### [Aim]
Using the listing below, extract each line that has the word "this" in it.

* begin Records for the exercise *

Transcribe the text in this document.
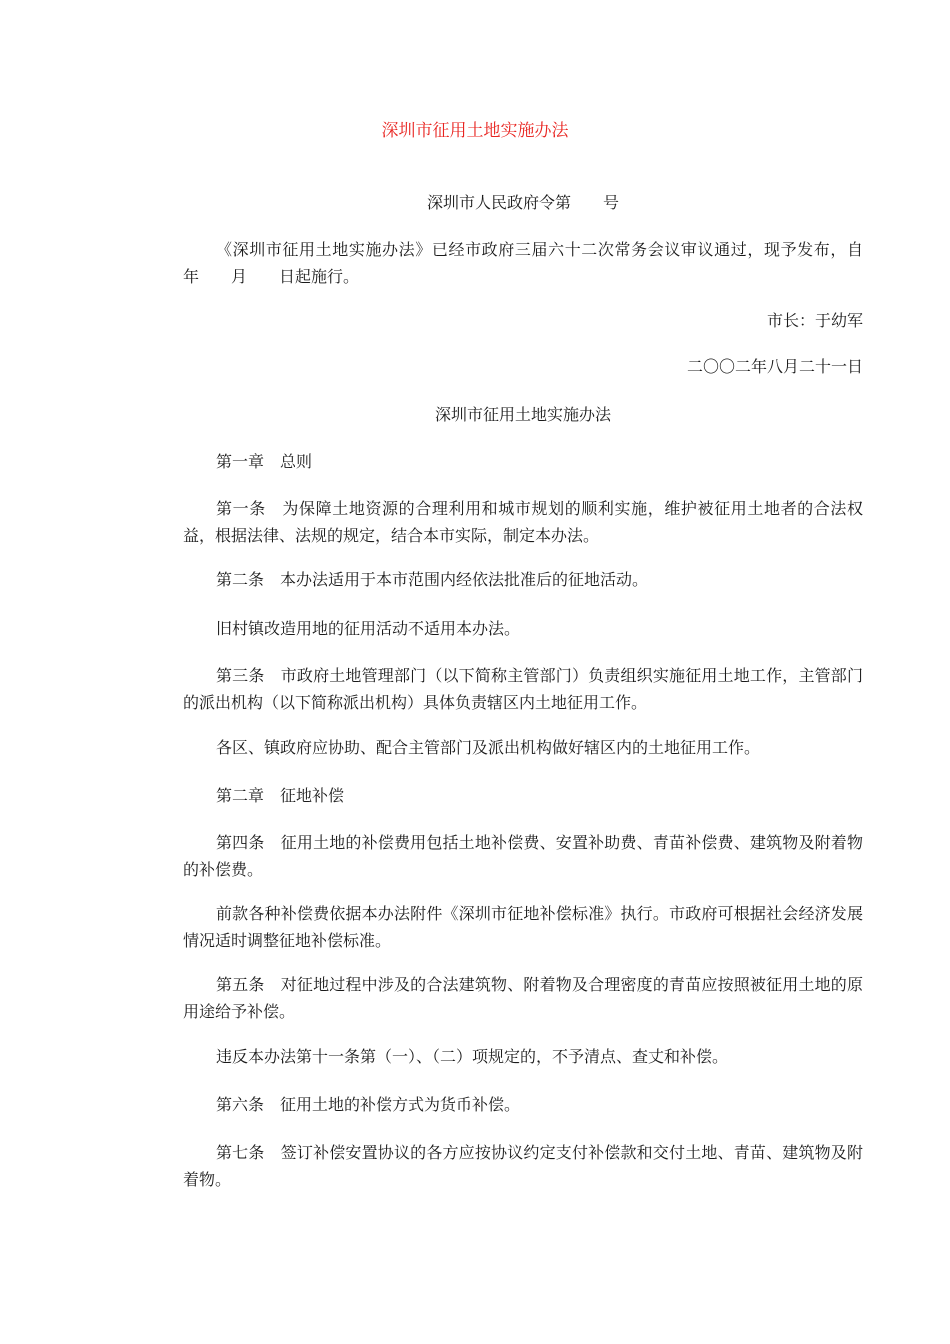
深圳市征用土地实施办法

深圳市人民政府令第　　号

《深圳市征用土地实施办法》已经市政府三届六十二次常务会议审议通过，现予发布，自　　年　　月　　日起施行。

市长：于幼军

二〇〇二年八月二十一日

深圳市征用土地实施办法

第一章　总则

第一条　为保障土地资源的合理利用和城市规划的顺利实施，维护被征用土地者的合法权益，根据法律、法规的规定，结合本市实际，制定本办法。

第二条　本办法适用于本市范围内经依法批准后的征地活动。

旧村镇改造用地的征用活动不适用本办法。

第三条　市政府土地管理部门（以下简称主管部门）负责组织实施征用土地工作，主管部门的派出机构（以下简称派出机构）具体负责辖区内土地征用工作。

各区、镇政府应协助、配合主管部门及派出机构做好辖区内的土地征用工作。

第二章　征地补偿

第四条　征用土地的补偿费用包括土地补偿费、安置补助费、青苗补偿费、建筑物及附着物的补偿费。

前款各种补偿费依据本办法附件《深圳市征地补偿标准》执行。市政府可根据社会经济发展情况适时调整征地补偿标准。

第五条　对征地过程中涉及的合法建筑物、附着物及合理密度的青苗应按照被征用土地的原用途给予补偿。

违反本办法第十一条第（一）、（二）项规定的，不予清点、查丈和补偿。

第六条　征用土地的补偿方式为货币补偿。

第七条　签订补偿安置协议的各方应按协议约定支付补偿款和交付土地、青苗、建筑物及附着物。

* end Records for the exercise *
* begin Records for the exercise *

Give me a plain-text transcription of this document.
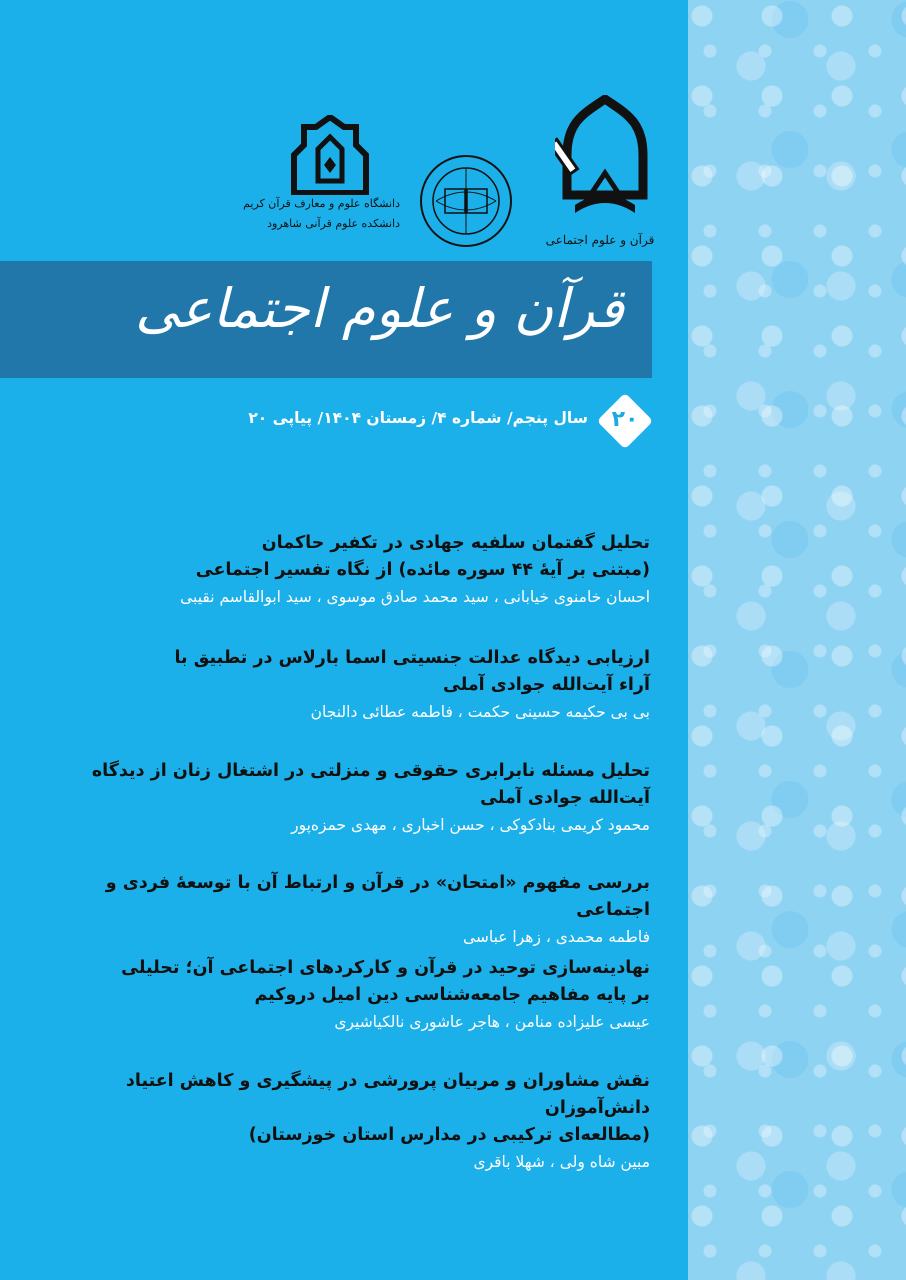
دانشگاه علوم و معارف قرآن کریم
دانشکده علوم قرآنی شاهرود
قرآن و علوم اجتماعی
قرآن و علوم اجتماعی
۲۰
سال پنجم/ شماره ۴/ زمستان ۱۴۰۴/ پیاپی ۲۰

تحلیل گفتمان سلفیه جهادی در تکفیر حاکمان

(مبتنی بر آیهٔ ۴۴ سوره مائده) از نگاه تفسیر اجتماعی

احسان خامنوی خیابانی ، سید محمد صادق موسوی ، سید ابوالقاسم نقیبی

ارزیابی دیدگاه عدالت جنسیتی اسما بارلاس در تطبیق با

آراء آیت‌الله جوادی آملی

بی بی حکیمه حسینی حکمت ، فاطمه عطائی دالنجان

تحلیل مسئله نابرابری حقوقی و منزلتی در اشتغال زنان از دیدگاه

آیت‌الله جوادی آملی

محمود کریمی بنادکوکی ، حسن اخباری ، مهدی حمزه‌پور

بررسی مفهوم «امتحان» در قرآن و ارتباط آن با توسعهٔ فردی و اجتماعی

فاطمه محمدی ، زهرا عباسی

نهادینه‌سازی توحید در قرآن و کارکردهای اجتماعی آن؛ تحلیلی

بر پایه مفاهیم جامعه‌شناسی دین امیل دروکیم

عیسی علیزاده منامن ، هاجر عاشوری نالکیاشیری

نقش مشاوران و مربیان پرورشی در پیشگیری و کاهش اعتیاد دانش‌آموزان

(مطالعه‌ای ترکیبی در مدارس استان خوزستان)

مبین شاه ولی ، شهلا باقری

* end Records for the exercise *
* begin Records for the exercise *

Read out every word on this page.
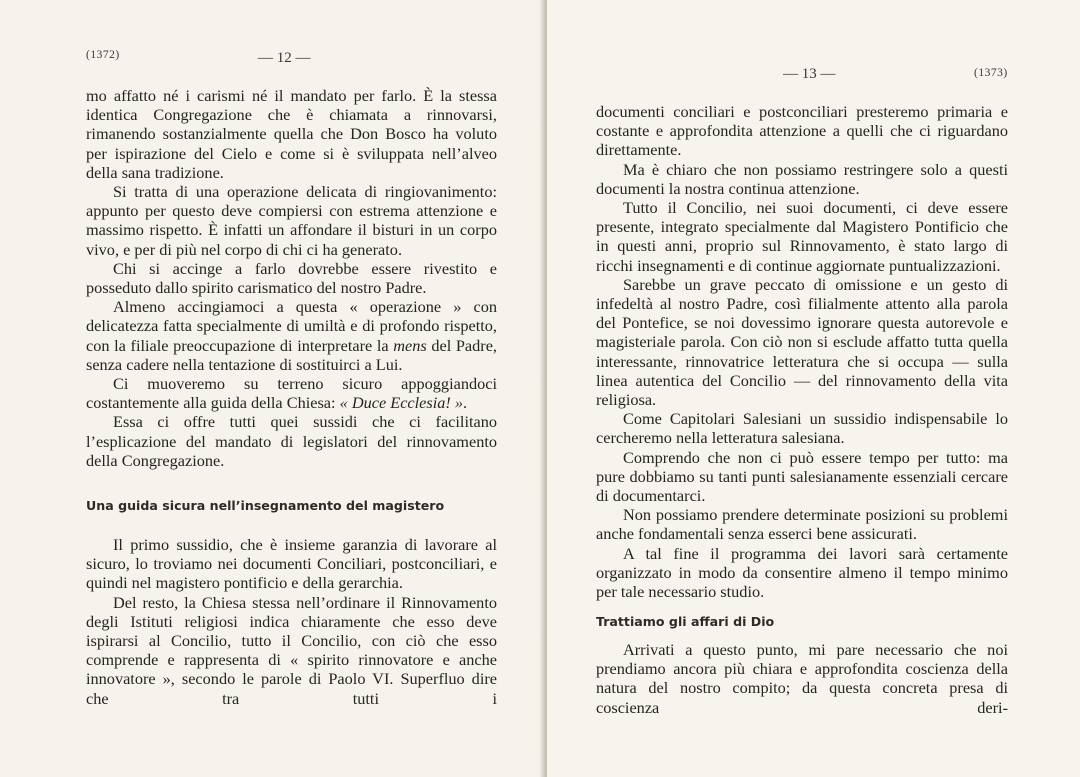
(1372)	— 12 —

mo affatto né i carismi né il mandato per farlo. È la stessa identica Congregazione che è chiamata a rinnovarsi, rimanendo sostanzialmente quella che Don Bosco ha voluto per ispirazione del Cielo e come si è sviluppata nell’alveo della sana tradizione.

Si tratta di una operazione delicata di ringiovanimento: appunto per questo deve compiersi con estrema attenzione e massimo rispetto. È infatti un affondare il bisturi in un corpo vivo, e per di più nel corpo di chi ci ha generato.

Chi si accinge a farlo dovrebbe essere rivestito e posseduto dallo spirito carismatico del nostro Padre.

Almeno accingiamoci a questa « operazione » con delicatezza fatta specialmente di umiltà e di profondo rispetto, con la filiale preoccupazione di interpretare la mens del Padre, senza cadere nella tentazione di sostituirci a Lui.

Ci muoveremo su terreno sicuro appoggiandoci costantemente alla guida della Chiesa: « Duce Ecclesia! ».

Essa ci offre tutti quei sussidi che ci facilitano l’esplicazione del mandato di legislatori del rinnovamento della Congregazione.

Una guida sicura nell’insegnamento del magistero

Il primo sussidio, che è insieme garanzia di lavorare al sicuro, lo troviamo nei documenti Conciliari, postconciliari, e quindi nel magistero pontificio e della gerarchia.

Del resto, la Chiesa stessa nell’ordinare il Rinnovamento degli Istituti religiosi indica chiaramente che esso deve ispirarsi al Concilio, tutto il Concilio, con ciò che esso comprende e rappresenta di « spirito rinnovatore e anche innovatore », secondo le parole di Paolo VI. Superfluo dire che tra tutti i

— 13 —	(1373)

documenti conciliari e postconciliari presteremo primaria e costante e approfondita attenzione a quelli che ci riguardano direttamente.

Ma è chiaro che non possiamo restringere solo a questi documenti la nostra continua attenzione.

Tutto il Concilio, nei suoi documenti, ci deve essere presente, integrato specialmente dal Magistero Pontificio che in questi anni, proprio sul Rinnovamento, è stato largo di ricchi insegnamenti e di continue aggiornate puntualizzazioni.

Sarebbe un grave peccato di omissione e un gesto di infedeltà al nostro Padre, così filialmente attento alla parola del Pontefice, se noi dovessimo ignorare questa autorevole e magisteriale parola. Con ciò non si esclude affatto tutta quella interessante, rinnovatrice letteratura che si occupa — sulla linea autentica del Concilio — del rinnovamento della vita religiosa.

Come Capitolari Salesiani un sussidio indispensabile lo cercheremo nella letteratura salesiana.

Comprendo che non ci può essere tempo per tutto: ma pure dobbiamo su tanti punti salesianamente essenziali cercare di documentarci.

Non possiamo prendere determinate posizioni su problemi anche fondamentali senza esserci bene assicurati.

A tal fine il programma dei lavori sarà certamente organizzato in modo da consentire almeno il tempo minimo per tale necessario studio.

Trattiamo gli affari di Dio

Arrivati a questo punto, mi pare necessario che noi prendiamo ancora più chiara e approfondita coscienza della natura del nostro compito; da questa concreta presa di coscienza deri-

* end Records for the exercise *

### [Response below]
Transcribe the text in this document.
Give me a plain-text transcription of this document.
Read out every word on this page.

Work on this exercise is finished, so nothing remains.